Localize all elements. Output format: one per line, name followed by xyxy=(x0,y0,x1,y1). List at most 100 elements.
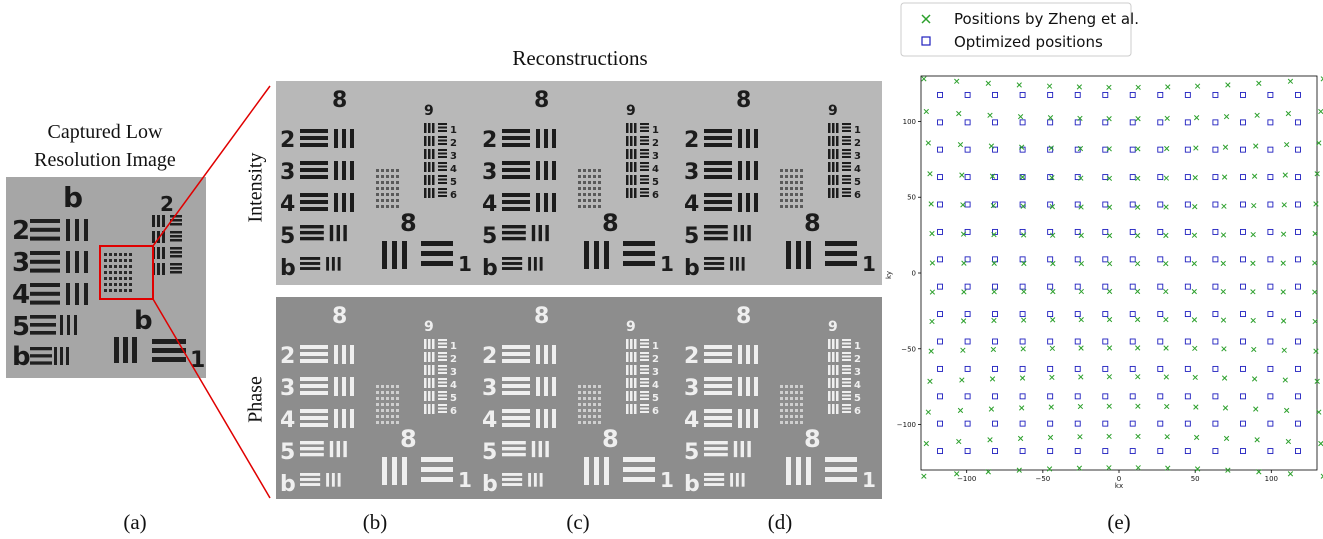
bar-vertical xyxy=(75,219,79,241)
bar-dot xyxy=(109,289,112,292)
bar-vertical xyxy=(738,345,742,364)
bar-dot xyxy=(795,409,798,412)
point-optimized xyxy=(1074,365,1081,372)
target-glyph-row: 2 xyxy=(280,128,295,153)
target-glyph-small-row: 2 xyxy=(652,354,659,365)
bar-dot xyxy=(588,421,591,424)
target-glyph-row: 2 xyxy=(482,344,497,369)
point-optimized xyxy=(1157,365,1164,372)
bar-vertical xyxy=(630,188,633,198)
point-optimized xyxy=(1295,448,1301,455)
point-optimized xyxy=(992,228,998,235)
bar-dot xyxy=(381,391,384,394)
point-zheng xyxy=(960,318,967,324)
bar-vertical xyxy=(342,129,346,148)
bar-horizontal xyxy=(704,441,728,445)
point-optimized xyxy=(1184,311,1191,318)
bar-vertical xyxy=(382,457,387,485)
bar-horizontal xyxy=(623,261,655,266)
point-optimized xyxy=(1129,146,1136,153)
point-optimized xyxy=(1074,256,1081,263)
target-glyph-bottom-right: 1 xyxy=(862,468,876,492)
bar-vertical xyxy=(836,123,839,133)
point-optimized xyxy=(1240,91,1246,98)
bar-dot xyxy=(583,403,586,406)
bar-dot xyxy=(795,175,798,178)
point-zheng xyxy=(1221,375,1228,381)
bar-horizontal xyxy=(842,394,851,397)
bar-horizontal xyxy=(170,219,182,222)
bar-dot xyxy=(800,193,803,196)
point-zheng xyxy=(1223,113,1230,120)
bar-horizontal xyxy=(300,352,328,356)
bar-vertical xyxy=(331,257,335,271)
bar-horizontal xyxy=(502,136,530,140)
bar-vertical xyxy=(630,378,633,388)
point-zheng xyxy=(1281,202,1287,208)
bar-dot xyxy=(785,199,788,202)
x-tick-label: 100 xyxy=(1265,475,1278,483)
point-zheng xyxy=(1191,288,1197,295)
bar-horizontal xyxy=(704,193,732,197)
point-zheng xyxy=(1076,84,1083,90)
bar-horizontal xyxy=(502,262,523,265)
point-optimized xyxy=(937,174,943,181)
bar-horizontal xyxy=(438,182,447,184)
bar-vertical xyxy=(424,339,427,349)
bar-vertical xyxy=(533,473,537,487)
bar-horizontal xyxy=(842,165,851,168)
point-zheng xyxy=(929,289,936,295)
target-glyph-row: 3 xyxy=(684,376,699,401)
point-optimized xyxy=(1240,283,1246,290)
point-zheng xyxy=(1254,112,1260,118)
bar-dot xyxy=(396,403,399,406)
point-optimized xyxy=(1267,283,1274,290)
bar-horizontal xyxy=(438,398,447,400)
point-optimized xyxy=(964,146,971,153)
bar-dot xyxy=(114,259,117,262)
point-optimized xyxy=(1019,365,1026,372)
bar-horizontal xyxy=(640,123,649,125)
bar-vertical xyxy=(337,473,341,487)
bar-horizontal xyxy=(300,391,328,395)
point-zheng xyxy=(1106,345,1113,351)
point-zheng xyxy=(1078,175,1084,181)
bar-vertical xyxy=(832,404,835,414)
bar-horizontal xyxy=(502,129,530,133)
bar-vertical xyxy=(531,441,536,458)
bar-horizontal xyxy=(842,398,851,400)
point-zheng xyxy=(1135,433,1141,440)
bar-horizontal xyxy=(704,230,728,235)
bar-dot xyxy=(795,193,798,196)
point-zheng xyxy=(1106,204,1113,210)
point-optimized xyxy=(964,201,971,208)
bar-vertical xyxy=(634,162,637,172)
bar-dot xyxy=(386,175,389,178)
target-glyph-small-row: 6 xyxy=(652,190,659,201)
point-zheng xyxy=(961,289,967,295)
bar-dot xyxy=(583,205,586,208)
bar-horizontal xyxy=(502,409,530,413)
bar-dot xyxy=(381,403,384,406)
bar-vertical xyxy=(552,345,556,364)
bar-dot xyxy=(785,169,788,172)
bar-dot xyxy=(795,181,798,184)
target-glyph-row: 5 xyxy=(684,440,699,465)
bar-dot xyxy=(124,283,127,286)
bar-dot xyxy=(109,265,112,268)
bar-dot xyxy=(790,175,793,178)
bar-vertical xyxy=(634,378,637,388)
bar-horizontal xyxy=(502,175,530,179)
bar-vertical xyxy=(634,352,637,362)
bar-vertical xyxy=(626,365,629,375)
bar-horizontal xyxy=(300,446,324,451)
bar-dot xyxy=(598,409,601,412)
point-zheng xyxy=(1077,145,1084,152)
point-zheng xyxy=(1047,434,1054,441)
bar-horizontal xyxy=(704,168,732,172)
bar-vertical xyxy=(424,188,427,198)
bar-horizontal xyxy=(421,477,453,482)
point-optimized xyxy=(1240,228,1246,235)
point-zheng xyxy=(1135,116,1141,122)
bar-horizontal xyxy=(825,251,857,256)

__Stated task__: Could you render the lines in the records above as a Markdown table with the columns Row and Line? Start at the line containing "bar-vertical xyxy=(75,219,79,241)", end at the line containing "bar-horizontal xyxy=(170,219,182,222)", include both of those lines and no others, and leave out any blank lines.

__Worked answer__:
| Row | Line |
|---|---|
| 1 | bar-vertical xyxy=(75,219,79,241) |
| 2 | bar-dot xyxy=(109,289,112,292) |
| 3 | bar-vertical xyxy=(738,345,742,364) |
| 4 | bar-dot xyxy=(795,409,798,412) |
| 5 | point-optimized xyxy=(1074,365,1081,372) |
| 6 | target-glyph-row: 2 xyxy=(280,128,295,153) |
| 7 | target-glyph-small-row: 2 xyxy=(652,354,659,365) |
| 8 | bar-dot xyxy=(588,421,591,424) |
| 9 | target-glyph-row: 2 xyxy=(482,344,497,369) |
| 10 | point-optimized xyxy=(1157,365,1164,372) |
| 11 | bar-vertical xyxy=(630,188,633,198) |
| 12 | point-optimized xyxy=(1295,448,1301,455) |
| 13 | point-optimized xyxy=(992,228,998,235) |
| 14 | bar-dot xyxy=(381,391,384,394) |
| 15 | point-zheng xyxy=(960,318,967,324) |
| 16 | bar-vertical xyxy=(342,129,346,148) |
| 17 | bar-horizontal xyxy=(704,441,728,445) |
| 18 | point-optimized xyxy=(1184,311,1191,318) |
| 19 | bar-vertical xyxy=(382,457,387,485) |
| 20 | bar-horizontal xyxy=(623,261,655,266) |
| 21 | point-optimized xyxy=(1129,146,1136,153) |
| 22 | point-optimized xyxy=(1074,256,1081,263) |
| 23 | target-glyph-bottom-right: 1 xyxy=(862,468,876,492) |
| 24 | bar-vertical xyxy=(836,123,839,133) |
| 25 | point-optimized xyxy=(1240,91,1246,98) |
| 26 | bar-dot xyxy=(583,403,586,406) |
| 27 | bar-dot xyxy=(795,175,798,178) |
| 28 | point-zheng xyxy=(1221,375,1228,381) |
| 29 | bar-horizontal xyxy=(842,394,851,397) |
| 30 | bar-horizontal xyxy=(170,219,182,222) |